▸ Stated problem
Take each line containing "object" and report it exactly as written.

(Data extracted from a collection)
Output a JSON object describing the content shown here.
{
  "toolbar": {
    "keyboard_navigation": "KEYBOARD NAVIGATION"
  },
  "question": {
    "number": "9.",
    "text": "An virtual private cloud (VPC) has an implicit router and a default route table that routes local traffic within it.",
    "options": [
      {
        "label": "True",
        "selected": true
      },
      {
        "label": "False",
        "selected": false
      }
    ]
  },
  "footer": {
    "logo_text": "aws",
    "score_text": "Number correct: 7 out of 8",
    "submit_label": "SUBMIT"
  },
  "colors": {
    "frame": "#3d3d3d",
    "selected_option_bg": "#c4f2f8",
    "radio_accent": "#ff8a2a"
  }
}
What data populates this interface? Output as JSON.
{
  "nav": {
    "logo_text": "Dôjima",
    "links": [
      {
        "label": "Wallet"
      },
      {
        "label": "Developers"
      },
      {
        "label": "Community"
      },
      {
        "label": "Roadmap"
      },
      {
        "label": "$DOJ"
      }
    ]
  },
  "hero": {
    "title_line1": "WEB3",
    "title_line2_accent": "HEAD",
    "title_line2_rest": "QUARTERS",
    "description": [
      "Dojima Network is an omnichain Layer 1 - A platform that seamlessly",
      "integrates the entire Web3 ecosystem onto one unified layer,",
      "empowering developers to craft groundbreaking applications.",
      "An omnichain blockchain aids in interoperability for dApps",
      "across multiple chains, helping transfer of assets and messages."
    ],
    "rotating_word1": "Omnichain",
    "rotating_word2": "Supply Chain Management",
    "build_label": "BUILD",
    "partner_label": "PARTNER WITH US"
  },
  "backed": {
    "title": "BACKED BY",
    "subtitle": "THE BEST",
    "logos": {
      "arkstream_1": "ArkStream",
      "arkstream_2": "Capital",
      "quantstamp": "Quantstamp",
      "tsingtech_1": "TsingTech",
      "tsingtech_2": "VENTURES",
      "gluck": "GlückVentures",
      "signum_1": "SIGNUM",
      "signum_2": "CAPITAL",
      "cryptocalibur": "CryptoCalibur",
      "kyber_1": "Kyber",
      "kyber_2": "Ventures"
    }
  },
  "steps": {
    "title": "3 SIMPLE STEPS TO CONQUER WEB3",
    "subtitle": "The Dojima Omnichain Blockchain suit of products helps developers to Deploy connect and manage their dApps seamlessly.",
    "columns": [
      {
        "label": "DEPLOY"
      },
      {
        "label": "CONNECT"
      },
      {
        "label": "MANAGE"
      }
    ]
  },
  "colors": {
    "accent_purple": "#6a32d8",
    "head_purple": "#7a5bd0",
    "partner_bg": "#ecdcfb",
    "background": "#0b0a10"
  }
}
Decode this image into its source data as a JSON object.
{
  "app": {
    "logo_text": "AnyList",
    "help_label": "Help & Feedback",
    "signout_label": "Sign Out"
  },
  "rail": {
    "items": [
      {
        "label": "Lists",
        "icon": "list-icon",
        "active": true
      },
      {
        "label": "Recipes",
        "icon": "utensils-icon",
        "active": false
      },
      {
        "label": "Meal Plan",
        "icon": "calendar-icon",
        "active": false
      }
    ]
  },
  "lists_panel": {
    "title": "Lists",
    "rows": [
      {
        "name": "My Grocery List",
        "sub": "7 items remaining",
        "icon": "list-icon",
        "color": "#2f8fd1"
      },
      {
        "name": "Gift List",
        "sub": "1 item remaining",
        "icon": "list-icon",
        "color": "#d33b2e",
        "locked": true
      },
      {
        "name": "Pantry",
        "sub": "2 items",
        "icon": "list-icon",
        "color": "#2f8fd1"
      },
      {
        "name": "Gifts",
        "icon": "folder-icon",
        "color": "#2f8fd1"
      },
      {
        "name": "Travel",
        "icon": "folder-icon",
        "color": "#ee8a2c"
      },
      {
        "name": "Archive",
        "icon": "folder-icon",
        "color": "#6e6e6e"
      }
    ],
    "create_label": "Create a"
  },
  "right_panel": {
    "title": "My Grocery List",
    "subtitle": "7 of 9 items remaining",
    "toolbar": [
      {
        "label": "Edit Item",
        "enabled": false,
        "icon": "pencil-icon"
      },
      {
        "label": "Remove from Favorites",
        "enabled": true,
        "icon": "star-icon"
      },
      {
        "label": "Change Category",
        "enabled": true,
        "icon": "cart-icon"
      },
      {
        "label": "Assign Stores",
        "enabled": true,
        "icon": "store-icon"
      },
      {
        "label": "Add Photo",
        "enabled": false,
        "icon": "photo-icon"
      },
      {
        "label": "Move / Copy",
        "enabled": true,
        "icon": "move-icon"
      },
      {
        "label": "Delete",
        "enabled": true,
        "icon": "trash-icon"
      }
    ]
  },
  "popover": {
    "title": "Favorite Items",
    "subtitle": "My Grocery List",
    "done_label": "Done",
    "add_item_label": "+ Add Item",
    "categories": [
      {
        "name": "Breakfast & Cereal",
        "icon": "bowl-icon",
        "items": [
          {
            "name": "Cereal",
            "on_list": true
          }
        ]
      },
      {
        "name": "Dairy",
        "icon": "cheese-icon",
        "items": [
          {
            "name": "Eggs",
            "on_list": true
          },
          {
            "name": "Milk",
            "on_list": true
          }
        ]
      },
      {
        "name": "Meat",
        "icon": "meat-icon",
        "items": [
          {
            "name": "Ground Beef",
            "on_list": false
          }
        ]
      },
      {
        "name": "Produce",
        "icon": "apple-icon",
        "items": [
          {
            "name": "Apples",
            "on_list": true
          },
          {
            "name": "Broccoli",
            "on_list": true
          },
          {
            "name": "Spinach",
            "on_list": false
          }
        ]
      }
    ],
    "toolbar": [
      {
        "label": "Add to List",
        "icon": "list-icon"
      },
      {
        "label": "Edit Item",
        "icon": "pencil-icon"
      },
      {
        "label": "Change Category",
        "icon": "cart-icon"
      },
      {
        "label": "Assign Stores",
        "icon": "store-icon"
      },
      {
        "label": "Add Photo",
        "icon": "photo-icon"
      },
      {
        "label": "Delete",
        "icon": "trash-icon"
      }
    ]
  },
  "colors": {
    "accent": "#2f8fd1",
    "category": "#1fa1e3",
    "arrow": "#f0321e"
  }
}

▸ Task solution
Output a JSON object describing the content shown here.
Decode this image into its source data as a JSON object.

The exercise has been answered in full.